───── DATA EXTRACT ─────

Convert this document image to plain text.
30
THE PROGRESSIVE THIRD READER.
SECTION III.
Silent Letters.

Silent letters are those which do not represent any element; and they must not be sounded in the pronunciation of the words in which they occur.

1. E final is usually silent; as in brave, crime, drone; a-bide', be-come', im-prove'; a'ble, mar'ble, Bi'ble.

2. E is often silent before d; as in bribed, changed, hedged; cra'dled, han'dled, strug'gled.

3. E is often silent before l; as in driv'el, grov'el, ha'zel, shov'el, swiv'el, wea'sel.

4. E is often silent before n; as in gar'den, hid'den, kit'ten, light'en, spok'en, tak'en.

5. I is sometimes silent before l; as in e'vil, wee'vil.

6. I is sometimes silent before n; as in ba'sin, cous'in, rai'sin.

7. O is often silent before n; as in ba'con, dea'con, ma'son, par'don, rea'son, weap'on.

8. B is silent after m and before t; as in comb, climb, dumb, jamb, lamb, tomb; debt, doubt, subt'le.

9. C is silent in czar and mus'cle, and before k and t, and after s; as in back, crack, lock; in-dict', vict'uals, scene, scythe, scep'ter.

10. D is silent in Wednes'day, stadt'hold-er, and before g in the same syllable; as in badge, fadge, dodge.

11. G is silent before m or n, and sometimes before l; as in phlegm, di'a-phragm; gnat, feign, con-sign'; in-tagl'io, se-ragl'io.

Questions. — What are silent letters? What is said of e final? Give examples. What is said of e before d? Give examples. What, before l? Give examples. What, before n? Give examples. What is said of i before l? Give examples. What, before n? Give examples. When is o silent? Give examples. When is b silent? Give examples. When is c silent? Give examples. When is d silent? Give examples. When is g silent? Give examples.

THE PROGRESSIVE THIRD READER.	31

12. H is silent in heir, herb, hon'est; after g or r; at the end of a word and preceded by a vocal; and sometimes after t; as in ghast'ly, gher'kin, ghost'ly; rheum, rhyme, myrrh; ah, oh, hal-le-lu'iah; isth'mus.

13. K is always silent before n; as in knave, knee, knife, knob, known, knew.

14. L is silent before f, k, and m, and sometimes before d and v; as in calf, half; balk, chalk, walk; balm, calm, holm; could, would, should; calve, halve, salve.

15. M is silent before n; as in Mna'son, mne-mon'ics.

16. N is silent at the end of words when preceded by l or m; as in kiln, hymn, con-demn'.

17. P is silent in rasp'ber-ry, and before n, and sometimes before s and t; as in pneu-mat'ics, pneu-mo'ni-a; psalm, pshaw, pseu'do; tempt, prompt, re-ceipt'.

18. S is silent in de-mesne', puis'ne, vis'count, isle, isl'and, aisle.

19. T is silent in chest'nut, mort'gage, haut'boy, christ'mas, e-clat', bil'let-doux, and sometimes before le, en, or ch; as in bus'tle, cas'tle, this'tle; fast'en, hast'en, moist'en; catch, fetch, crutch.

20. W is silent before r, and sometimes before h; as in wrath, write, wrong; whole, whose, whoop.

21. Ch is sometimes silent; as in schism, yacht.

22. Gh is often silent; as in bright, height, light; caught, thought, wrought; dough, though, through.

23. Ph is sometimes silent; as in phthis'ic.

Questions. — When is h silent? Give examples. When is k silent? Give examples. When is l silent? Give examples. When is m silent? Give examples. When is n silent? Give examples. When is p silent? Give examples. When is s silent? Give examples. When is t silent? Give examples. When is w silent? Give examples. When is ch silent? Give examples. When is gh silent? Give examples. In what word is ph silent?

─────
───── DATA EXTRACT ─────

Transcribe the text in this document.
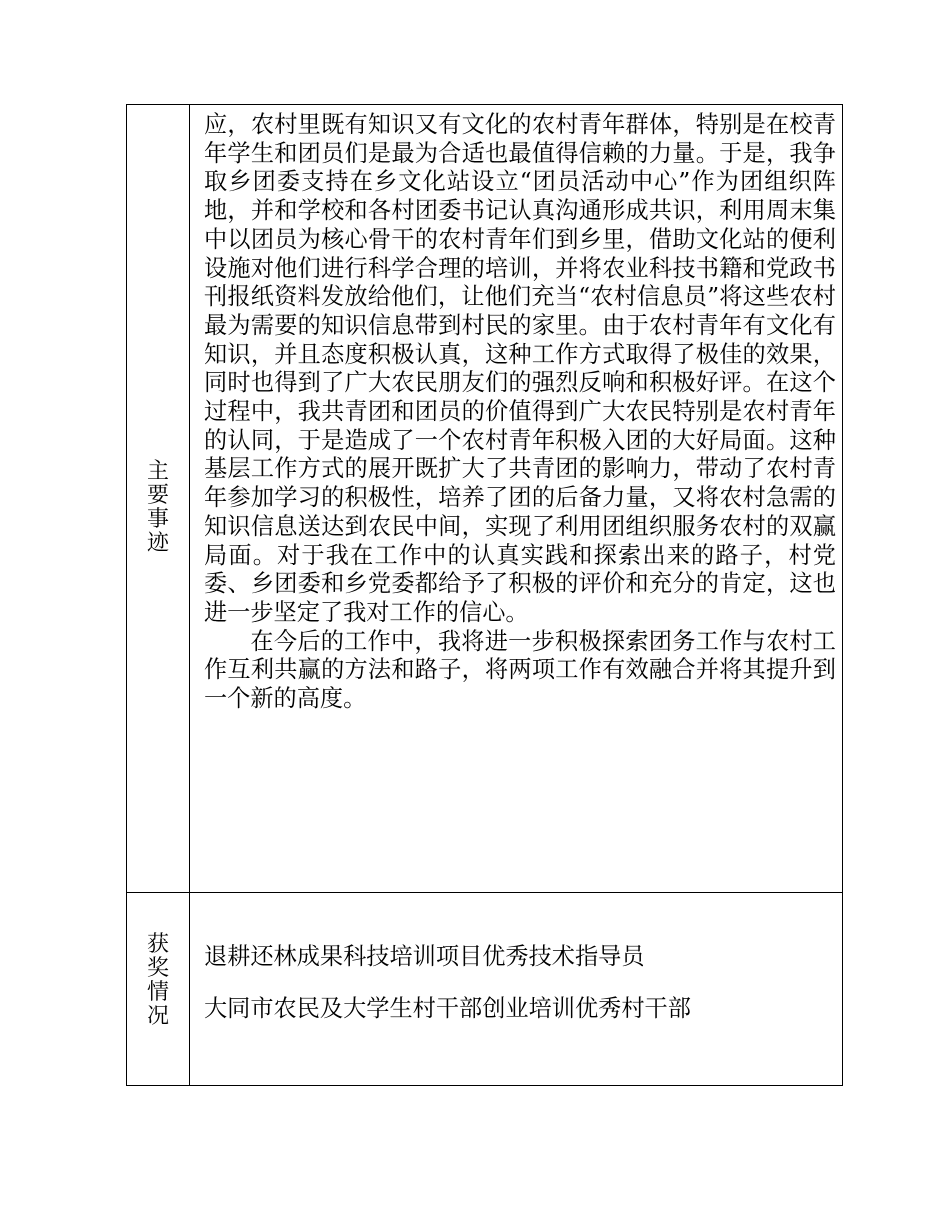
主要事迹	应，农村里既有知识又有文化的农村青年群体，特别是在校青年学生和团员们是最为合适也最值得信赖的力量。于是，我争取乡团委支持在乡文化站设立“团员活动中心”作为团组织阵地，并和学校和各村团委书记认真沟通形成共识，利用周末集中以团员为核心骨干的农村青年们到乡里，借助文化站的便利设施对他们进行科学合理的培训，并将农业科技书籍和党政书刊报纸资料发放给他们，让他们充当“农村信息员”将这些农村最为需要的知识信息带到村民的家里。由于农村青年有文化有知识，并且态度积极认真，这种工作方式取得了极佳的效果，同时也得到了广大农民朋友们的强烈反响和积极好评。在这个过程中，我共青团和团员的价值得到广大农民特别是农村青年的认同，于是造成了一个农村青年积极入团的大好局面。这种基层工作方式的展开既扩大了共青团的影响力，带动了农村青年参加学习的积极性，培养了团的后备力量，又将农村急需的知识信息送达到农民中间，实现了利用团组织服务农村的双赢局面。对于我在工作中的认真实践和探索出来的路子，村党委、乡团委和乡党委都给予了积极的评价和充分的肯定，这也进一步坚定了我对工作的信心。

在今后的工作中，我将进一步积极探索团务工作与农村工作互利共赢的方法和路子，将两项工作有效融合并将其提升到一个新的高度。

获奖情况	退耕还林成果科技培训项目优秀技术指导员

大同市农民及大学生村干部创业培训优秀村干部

─────

__EXERCISE OBJECTIVE__:
Every line holding "text" should be copied out.

__TASK ANSWER__:
Convert this document image to plain text.
Transcribe the text in this document.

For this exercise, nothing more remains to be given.